Excerpts from a dataset
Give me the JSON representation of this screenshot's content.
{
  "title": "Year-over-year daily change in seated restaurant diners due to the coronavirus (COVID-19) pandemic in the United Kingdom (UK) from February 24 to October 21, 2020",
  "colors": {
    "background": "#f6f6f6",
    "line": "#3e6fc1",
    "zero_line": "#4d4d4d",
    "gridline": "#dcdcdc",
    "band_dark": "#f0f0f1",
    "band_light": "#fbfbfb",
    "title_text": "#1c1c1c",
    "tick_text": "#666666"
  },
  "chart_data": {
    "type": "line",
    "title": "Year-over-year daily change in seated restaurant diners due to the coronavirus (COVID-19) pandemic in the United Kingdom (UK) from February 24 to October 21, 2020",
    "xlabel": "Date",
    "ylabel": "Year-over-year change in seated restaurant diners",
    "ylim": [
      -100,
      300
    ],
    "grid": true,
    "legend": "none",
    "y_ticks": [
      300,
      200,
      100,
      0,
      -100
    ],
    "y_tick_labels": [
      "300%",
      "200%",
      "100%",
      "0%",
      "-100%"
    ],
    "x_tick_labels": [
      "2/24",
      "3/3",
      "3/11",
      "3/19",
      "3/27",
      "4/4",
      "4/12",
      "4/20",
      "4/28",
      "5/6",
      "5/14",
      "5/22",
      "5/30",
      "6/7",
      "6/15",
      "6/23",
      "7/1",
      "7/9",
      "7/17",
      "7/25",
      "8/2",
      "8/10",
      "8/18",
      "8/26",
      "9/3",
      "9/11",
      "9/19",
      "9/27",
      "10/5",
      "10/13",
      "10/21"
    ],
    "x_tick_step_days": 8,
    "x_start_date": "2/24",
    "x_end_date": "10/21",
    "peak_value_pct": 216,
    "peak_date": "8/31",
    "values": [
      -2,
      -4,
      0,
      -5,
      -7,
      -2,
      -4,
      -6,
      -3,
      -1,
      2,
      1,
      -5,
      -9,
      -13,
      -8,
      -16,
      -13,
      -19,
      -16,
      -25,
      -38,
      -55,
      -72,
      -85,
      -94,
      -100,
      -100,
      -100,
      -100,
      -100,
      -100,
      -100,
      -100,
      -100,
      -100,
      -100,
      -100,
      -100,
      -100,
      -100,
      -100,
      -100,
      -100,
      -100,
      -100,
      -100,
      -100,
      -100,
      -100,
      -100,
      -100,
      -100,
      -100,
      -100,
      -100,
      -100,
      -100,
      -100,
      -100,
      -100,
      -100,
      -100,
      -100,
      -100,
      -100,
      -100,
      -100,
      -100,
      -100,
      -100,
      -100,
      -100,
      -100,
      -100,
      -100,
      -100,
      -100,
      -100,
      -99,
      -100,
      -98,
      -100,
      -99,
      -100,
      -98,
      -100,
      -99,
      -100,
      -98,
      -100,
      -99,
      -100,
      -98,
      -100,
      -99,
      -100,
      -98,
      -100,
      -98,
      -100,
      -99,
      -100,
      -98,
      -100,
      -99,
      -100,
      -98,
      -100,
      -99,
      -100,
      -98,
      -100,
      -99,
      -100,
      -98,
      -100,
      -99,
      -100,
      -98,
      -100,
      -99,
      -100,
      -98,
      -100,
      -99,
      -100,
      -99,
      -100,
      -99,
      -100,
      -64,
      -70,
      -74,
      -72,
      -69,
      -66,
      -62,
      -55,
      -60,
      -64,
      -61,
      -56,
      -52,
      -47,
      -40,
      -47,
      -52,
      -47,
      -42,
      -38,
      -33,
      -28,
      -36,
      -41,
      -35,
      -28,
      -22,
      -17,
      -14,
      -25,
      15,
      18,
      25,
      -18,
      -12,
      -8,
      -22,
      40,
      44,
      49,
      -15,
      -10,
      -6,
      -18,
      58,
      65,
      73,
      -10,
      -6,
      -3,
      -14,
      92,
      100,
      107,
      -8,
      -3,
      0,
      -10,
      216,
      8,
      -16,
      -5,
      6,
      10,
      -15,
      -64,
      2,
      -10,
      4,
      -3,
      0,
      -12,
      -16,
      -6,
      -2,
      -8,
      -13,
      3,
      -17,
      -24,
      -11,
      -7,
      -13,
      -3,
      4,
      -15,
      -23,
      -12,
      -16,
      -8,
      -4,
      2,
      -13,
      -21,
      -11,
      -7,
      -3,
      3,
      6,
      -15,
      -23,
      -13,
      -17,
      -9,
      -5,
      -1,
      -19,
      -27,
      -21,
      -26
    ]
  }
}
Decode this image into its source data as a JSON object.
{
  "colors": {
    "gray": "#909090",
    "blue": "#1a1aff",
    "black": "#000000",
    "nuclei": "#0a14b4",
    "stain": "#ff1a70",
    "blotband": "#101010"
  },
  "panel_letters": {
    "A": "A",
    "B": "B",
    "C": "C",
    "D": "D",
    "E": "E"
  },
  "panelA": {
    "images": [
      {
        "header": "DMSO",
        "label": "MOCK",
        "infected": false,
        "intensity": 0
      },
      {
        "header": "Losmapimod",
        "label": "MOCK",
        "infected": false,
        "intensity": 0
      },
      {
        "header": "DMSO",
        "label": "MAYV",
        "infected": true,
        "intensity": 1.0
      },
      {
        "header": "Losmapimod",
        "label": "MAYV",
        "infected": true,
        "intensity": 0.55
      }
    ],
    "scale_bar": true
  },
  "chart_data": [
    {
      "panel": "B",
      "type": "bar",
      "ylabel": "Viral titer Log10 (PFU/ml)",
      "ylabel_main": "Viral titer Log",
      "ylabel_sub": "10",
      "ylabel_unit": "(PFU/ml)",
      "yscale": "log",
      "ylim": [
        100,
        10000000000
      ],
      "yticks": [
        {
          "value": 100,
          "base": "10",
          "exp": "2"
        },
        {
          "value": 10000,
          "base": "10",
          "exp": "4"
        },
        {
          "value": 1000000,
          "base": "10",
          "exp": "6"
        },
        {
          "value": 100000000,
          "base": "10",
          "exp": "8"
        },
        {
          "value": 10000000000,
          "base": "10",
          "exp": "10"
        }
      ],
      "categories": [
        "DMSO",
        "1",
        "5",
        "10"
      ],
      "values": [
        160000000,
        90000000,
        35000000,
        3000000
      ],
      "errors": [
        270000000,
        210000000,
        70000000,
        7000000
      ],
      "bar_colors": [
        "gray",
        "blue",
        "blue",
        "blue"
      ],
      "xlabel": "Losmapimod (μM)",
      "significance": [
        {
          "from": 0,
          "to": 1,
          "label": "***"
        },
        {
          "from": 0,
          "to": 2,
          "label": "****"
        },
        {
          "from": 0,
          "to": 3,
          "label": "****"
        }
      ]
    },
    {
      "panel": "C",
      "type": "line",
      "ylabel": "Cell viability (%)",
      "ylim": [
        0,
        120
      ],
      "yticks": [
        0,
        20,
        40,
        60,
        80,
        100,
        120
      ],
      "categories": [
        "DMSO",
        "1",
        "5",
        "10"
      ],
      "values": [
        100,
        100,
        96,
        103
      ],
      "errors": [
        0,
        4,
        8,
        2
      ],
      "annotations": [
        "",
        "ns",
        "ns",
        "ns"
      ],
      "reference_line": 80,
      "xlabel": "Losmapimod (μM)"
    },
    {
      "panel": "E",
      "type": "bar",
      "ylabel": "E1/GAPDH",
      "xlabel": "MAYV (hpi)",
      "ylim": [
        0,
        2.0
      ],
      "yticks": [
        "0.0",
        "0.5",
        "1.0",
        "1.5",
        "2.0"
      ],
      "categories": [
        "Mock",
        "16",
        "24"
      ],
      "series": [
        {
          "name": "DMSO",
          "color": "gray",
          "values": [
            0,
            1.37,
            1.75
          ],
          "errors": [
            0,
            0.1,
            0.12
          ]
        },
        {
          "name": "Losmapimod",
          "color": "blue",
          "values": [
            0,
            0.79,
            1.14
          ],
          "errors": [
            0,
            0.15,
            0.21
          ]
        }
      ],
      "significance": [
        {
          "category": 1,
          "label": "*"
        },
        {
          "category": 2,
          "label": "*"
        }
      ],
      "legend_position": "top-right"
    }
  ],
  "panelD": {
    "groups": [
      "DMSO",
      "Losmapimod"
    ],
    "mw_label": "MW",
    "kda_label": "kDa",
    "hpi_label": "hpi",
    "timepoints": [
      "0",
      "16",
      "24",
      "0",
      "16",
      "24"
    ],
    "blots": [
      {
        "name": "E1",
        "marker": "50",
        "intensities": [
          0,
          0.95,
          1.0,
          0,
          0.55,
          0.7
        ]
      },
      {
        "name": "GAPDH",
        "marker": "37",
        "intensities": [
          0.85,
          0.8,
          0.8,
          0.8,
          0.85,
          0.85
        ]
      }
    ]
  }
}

### Task directions
State how many lines in the records above contain the word "diners". Write the number alone.

### Reply to the task
3